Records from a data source
+++

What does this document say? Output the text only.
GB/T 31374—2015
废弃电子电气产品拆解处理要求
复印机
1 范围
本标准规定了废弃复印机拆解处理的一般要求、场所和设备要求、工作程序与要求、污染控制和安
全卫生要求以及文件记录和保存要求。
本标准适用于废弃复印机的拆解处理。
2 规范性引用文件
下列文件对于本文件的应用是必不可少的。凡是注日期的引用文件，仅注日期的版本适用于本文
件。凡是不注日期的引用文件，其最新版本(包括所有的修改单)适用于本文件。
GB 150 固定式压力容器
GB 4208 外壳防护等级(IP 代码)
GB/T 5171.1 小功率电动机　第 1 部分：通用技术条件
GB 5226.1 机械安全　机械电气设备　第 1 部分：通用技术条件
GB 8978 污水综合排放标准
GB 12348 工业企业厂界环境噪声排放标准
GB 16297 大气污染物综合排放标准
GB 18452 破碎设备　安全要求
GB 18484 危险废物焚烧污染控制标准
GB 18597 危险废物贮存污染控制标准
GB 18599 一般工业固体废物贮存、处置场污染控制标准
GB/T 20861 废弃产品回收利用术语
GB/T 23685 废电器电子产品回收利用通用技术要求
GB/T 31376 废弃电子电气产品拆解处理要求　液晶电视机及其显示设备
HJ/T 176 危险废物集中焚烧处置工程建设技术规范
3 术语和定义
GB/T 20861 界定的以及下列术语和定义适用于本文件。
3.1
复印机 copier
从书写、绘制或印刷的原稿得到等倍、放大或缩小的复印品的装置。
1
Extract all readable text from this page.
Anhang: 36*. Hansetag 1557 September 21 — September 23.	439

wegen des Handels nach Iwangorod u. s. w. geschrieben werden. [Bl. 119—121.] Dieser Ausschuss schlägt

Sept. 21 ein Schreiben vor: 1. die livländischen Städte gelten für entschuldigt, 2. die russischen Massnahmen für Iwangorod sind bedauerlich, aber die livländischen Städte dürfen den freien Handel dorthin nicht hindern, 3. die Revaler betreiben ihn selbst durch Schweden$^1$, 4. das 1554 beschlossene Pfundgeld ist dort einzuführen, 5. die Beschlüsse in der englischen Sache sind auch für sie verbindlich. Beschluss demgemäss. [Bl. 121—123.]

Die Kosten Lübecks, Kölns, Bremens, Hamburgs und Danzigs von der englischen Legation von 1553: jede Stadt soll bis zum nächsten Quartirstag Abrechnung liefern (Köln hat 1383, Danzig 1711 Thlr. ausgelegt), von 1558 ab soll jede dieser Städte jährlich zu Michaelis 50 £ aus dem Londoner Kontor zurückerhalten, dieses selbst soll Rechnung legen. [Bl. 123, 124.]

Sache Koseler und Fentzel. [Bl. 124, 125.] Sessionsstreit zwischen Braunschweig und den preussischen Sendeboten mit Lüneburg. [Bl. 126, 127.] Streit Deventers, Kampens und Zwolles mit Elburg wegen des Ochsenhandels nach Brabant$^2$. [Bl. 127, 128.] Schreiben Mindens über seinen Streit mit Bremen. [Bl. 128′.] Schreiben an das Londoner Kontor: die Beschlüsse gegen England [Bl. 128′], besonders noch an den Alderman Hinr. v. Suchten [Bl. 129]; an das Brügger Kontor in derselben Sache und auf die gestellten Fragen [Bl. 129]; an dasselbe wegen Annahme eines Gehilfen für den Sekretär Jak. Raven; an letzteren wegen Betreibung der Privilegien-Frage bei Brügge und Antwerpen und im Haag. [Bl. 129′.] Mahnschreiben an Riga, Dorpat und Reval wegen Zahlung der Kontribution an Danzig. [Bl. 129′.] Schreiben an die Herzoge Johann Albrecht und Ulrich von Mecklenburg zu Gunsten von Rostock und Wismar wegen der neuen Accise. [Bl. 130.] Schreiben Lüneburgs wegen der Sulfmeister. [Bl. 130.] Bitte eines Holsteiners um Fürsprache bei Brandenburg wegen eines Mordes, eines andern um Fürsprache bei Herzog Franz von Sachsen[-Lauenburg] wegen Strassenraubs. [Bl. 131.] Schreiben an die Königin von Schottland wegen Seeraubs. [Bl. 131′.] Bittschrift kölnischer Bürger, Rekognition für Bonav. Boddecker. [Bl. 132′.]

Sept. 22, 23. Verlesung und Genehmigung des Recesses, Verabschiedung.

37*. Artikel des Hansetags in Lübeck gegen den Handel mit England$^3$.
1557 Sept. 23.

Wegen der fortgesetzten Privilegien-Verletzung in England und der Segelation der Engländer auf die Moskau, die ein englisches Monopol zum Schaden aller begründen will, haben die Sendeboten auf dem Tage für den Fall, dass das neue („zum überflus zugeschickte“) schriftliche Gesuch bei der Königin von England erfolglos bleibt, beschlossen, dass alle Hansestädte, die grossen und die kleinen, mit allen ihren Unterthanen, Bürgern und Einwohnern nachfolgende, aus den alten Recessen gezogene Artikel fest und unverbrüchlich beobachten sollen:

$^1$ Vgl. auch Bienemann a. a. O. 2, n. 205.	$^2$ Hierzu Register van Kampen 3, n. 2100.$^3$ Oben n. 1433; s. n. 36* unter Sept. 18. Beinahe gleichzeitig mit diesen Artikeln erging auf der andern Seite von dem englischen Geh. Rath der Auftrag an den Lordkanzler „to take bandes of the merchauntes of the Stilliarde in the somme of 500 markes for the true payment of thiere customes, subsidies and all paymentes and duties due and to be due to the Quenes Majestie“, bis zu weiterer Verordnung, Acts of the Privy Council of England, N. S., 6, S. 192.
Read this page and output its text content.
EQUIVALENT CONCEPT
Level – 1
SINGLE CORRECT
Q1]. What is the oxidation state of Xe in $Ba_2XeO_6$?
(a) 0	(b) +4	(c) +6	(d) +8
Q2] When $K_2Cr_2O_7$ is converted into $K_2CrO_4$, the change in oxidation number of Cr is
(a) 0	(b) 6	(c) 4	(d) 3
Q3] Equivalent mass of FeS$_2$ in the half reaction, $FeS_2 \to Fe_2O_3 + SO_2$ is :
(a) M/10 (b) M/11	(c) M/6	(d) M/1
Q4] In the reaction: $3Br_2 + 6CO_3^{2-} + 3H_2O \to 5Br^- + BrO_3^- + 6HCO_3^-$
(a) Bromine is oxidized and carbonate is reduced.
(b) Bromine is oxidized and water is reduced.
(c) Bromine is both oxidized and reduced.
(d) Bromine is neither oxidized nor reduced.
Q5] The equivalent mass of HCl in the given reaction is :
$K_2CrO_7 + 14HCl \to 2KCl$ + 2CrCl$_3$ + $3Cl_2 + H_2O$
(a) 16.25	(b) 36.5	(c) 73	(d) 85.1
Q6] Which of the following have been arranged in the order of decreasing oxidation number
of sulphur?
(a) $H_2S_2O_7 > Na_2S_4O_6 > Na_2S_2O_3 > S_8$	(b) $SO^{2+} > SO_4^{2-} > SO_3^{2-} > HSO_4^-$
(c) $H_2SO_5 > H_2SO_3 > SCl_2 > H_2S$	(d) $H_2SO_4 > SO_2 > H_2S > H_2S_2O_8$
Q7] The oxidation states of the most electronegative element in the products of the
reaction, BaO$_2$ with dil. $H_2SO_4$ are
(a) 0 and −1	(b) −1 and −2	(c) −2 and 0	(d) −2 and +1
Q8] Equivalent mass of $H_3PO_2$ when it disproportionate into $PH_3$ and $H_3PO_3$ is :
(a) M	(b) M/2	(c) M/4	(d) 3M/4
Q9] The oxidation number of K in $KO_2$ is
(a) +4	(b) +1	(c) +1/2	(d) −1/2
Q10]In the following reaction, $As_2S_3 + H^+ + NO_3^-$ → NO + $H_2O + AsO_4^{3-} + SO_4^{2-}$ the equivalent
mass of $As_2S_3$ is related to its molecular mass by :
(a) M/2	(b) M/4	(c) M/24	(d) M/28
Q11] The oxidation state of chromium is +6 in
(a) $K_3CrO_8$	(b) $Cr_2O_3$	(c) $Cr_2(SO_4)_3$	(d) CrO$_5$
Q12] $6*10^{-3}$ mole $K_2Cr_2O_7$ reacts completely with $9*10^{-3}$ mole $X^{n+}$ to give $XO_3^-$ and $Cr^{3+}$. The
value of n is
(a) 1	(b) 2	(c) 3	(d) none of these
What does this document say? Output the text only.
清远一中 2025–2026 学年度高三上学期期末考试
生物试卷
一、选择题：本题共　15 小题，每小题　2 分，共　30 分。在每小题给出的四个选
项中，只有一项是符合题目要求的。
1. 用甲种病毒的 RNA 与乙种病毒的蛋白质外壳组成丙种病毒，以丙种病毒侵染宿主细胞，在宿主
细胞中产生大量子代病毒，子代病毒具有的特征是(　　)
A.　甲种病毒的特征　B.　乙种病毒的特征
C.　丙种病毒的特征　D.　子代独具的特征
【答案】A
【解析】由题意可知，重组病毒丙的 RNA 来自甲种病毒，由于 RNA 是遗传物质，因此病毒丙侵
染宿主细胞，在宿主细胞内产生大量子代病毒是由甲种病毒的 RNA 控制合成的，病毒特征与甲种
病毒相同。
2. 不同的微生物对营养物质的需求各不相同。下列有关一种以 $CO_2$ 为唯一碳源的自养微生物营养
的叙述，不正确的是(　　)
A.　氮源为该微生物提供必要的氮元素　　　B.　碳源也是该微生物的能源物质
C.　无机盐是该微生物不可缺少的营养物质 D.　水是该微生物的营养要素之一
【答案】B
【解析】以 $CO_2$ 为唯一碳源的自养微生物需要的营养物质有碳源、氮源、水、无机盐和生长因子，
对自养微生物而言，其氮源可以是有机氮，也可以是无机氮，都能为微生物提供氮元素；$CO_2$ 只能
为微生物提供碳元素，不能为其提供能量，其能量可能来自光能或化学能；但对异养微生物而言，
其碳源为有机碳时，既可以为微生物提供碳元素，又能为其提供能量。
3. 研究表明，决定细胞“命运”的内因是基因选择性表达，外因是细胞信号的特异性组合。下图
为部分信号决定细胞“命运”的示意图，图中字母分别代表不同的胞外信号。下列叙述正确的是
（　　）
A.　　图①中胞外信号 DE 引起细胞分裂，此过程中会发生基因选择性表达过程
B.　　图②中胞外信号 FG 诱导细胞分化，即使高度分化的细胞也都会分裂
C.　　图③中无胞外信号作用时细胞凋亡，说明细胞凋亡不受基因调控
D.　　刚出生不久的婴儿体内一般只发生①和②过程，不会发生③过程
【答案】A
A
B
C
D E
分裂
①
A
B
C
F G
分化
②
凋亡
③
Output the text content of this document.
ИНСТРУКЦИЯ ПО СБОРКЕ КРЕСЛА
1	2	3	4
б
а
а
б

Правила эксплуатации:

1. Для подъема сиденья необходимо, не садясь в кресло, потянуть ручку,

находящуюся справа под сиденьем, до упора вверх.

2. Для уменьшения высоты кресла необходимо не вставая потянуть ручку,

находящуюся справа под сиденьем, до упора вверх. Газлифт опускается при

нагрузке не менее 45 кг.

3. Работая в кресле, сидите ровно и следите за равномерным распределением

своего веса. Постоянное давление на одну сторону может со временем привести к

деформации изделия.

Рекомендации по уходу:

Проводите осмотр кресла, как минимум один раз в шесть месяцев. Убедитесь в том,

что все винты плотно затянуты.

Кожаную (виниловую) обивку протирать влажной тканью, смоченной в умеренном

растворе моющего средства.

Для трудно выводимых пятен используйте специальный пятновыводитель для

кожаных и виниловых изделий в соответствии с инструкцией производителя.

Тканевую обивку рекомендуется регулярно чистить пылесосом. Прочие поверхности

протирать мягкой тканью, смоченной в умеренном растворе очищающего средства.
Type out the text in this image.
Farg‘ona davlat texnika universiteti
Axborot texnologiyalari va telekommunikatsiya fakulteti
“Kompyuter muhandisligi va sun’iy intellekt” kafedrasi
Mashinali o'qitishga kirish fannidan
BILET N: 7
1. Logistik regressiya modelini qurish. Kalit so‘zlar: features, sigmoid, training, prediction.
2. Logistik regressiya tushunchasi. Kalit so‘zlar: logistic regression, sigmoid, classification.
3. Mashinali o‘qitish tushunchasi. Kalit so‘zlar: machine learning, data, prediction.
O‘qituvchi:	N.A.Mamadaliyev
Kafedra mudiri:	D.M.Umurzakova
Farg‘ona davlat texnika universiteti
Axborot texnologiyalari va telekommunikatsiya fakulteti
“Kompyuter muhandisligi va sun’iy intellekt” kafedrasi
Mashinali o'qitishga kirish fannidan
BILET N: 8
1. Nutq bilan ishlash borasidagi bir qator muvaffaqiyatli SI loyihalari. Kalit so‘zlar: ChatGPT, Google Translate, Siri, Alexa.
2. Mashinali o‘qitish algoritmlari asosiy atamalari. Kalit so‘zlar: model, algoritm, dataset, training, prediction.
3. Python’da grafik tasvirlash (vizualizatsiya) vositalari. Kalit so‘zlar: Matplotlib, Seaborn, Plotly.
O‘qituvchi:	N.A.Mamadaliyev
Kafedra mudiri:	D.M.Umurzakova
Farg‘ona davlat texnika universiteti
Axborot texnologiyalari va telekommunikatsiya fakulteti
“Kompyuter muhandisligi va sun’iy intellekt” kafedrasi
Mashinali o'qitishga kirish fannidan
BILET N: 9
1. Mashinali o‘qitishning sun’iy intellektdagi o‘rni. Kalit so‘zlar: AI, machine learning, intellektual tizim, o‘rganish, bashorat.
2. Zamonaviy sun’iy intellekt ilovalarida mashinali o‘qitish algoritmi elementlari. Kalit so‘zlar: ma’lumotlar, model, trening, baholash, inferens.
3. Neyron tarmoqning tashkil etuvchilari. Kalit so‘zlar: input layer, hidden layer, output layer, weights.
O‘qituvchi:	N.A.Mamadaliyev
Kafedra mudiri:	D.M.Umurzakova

+++

Go through the listing above and locate each line that holds the word "Iwangorod". Copy those lines.

wegen des Handels nach Iwangorod u. s. w. geschrieben werden. [Bl. 119—121.] Dieser Ausschuss schlägt
Sept. 21 ein Schreiben vor: 1. die livländischen Städte gelten für entschuldigt, 2. die russischen Massnahmen für Iwangorod sind bedauerlich, aber die livländischen Städte dürfen den freien Handel dorthin nicht hindern, 3. die Revaler betreiben ihn selbst durch Schweden$^1$, 4. das 1554 beschlossene Pfundgeld ist dort einzuführen, 5. die Beschlüsse in der englischen Sache sind auch für sie verbindlich. Beschluss demgemäss. [Bl. 121—123.]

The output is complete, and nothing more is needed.